## Work to do
Extract every line that includes the string "from".
[Begin]
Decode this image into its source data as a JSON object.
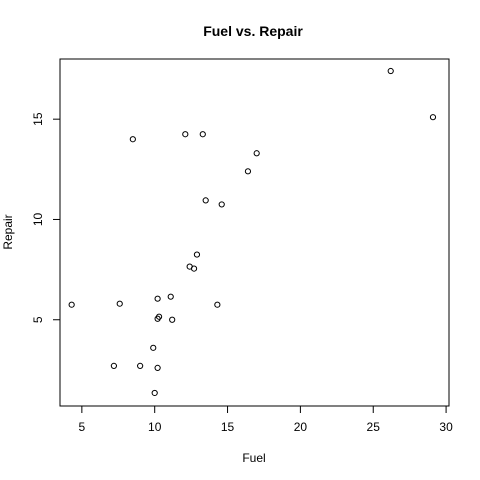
{
  "chart_data": {
    "type": "scatter",
    "title": "Fuel vs. Repair",
    "xlabel": "Fuel",
    "ylabel": "Repair",
    "xlim": [
      3.5,
      30.2
    ],
    "ylim": [
      0.7,
      18.0
    ],
    "x_ticks": [
      5,
      10,
      15,
      20,
      25,
      30
    ],
    "y_ticks": [
      5,
      10,
      15
    ],
    "grid": false,
    "legend": "none",
    "marker": "open-circle",
    "points": [
      {
        "x": 26.2,
        "y": 17.4
      },
      {
        "x": 29.1,
        "y": 15.1
      },
      {
        "x": 8.5,
        "y": 14.0
      },
      {
        "x": 12.1,
        "y": 14.25
      },
      {
        "x": 13.3,
        "y": 14.25
      },
      {
        "x": 17.0,
        "y": 13.3
      },
      {
        "x": 16.4,
        "y": 12.4
      },
      {
        "x": 13.5,
        "y": 10.95
      },
      {
        "x": 14.6,
        "y": 10.75
      },
      {
        "x": 12.9,
        "y": 8.25
      },
      {
        "x": 12.4,
        "y": 7.65
      },
      {
        "x": 12.7,
        "y": 7.55
      },
      {
        "x": 4.3,
        "y": 5.75
      },
      {
        "x": 7.6,
        "y": 5.8
      },
      {
        "x": 10.2,
        "y": 6.05
      },
      {
        "x": 11.1,
        "y": 6.15
      },
      {
        "x": 14.3,
        "y": 5.75
      },
      {
        "x": 10.3,
        "y": 5.15
      },
      {
        "x": 10.2,
        "y": 5.05
      },
      {
        "x": 11.2,
        "y": 5.0
      },
      {
        "x": 9.9,
        "y": 3.6
      },
      {
        "x": 7.2,
        "y": 2.7
      },
      {
        "x": 9.0,
        "y": 2.7
      },
      {
        "x": 10.2,
        "y": 2.6
      },
      {
        "x": 10.0,
        "y": 1.35
      }
    ]
  }
}
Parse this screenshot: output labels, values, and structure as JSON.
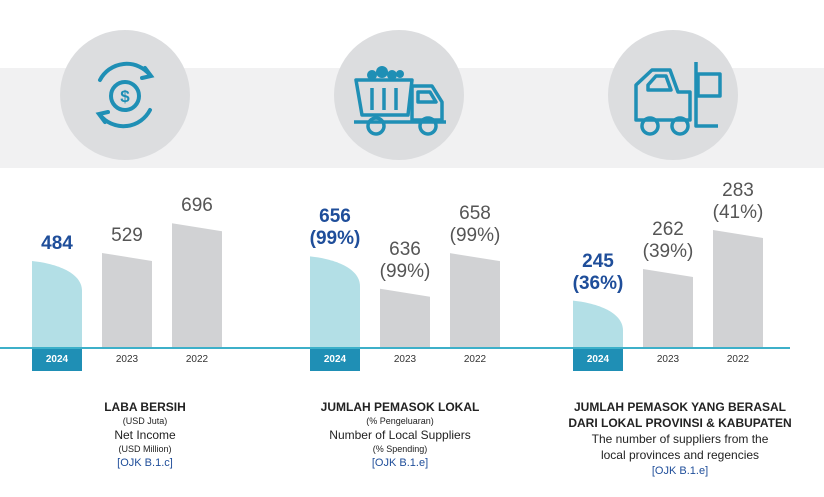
{
  "panels": [
    {
      "icon": "money-cycle-icon",
      "title": "LABA BERSIH",
      "subtitle_id": "(USD Juta)",
      "title_en": "Net Income",
      "subtitle_en": "(USD Million)",
      "ref": "[OJK B.1.c]"
    },
    {
      "icon": "truck-icon",
      "title": "JUMLAH PEMASOK LOKAL",
      "subtitle_id": "(% Pengeluaran)",
      "title_en": "Number of Local Suppliers",
      "subtitle_en": "(% Spending)",
      "ref": "[OJK B.1.e]"
    },
    {
      "icon": "forklift-icon",
      "title": "JUMLAH PEMASOK YANG BERASAL",
      "title2": "DARI LOKAL PROVINSI & KABUPATEN",
      "title_en": "The number of suppliers from the",
      "title_en2": "local provinces and regencies",
      "ref": "[OJK B.1.e]"
    }
  ],
  "colors": {
    "highlight_bar": "#b3dfe6",
    "bar": "#d1d2d4",
    "accent": "#1f4e9a"
  },
  "chart_data": [
    {
      "type": "bar",
      "title": "Net Income (USD Million)",
      "categories": [
        "2024",
        "2023",
        "2022"
      ],
      "values": [
        484,
        529,
        696
      ],
      "value_labels": [
        "484",
        "529",
        "696"
      ],
      "pct_labels": [
        "",
        "",
        ""
      ],
      "highlight": "2024"
    },
    {
      "type": "bar",
      "title": "Number of Local Suppliers (% Spending)",
      "categories": [
        "2024",
        "2023",
        "2022"
      ],
      "values": [
        656,
        636,
        658
      ],
      "value_labels": [
        "656",
        "636",
        "658"
      ],
      "pct_labels": [
        "(99%)",
        "(99%)",
        "(99%)"
      ],
      "highlight": "2024"
    },
    {
      "type": "bar",
      "title": "Number of suppliers from the local provinces and regencies",
      "categories": [
        "2024",
        "2023",
        "2022"
      ],
      "values": [
        245,
        262,
        283
      ],
      "value_labels": [
        "245",
        "262",
        "283"
      ],
      "pct_labels": [
        "(36%)",
        "(39%)",
        "(41%)"
      ],
      "highlight": "2024"
    }
  ]
}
[End]
## Problem solution
      "title_en": "The number of suppliers from the",
      "title": "Number of suppliers from the local provinces and regencies",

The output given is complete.